+++ Отрывок +++

В последнем случае прошу считать меня изобретателем этого блюда, и, если оно войдет в мировое меню, я должен быть вознагражден по всем законам частного предпринимательства, которые мы, покряхтывая и отбрыкиваясь, кажется, все-таки осваиваем.

 

Красота нормы, или Мальчик ждет человека

 

Здесь, на «Амре», один наш молодой историк, из тех, что не рвет рубашку на митингах, а упорно роется в архивах, показал мне недавно удивительный документ. Это была записка моего отца. Конечно, не в подлиннике, перепечатанная на машинке. Ответ отца на запрос городского управления о том, что он видел на пристани. Отголоски местных событий 1905 года.

Пристань — теперешняя «Амра». Раньше ресторана и второго яруса вообще не было. Это сравнительно недавняя пристройка. Во времена моей юности пристань кончалась вышкой для прыжков в воду, и мы с ребятами, гуляя, часто сюда захаживали.

Оказывается, в начале века, во времена доплеснувшей сюда революции, отец тоже, тогда еще совсем молодой человек, гулял по этой пристани. Скорее всего не один. И вот к пристани причалил катер, и вместе с пассажирами из него вышел полицейский. Его тут же арестовали и увели подошедшие к приходу катера представители так называемой народной милиции. Видимо, это нечто вроде нынешней национальной гвардии. Вот и вся событийная часть записки, скорее всего написанной после того, как порядок был восстановлен.

Боже, Боже, начало века и конец века! И ничего не разрешилось. Записка, написанная две империи тому назад. В ней еще можно уловить тончайший налет иронии и по отношению к полицейскому, и по отношению к народной милиции, из чего неминуемо следует такое же отношение к адресату.

Кроме гимназии, кажется не оконченной, у отца никакого формального образования не было. Я удивился его прекрасному русскому языку. Значит, это тогда уже было возможно здесь, на окраине империи.

+++ Предоставленные записи +++

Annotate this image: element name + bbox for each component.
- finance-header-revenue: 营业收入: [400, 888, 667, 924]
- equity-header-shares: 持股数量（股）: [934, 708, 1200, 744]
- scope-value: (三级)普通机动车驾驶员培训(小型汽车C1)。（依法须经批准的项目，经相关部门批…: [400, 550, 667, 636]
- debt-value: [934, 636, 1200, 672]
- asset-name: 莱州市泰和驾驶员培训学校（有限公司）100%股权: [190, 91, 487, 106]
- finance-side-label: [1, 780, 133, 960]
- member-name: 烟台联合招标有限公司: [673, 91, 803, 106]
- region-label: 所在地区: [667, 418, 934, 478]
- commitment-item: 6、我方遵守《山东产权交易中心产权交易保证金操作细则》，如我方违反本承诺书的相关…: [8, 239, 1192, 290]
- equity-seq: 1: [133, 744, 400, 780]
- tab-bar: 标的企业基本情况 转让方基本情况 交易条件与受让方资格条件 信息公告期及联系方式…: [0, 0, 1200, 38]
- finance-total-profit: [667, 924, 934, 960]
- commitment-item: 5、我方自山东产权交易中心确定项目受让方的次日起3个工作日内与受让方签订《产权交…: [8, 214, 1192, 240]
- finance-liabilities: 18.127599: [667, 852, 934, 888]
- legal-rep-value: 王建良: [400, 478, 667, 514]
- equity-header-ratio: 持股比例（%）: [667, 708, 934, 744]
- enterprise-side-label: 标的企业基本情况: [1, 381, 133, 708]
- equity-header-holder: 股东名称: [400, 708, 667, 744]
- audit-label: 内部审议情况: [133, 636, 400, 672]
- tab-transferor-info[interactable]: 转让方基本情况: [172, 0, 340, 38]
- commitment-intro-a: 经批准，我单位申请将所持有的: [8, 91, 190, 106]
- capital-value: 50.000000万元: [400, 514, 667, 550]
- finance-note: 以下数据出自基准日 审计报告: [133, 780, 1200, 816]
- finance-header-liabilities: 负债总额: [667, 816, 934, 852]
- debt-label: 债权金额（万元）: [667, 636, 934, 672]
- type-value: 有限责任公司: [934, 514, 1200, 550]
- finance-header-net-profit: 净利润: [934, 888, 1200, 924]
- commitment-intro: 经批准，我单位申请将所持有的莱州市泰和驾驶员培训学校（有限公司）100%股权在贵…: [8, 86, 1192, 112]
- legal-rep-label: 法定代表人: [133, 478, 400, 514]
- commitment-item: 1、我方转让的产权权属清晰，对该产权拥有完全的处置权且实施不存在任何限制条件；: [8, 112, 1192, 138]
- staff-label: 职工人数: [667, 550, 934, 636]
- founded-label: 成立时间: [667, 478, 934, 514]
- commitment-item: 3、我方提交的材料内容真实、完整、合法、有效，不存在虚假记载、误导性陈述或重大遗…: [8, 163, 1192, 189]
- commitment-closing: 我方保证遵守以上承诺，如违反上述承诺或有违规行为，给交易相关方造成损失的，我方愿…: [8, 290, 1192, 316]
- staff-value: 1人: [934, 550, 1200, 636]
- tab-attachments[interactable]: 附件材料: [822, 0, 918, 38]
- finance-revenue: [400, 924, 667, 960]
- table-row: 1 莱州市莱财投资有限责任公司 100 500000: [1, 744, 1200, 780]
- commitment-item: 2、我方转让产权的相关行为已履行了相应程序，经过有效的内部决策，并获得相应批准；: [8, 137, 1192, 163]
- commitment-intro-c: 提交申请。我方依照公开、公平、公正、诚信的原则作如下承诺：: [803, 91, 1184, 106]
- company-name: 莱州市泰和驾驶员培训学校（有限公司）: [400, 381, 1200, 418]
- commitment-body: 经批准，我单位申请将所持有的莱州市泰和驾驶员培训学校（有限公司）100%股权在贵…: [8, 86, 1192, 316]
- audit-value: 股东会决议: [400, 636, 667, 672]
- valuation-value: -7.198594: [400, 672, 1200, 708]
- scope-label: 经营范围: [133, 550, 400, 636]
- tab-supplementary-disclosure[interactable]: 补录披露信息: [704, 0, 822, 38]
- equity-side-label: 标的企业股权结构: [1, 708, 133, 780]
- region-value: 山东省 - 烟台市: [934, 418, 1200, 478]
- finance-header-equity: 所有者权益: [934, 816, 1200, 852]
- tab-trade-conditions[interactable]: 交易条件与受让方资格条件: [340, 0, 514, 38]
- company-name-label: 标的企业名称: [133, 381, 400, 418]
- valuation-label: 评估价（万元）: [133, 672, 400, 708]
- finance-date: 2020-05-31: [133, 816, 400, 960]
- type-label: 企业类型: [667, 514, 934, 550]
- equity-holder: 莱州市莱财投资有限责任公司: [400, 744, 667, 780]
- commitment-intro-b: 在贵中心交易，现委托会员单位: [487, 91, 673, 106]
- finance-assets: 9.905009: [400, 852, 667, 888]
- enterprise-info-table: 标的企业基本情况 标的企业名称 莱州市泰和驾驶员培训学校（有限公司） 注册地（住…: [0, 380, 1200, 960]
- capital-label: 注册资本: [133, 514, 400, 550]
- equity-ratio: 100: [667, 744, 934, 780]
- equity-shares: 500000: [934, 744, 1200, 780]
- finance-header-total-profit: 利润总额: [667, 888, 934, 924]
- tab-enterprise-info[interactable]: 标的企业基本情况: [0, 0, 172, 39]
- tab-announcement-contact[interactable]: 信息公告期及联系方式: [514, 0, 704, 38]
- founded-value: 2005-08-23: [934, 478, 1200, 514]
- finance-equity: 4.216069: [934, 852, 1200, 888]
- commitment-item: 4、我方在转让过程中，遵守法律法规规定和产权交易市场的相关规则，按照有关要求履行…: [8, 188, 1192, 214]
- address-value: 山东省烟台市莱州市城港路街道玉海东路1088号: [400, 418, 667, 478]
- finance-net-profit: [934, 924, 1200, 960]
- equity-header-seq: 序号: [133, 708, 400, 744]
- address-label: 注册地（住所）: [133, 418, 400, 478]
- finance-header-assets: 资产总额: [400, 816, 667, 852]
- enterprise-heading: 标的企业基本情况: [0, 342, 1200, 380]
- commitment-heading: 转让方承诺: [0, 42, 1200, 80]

+++

Задание:
Отредактируйте отрывок о записке отца: перепишите всё от «Красота нормы, или» и вниз до «событий 1905 года.», поставив «краевед» вместо «историк».

Выполненное задание:
Красота нормы, или Мальчик ждет человека

 

Здесь, на «Амре», один наш молодой краевед, из тех, что не рвет рубашку на митингах, а упорно роется в архивах, показал мне недавно удивительный документ. Это была записка моего отца. Конечно, не в подлиннике, перепечатанная на машинке. Ответ отца на запрос городского управления о том, что он видел на пристани. Отголоски местных событий 1905 года.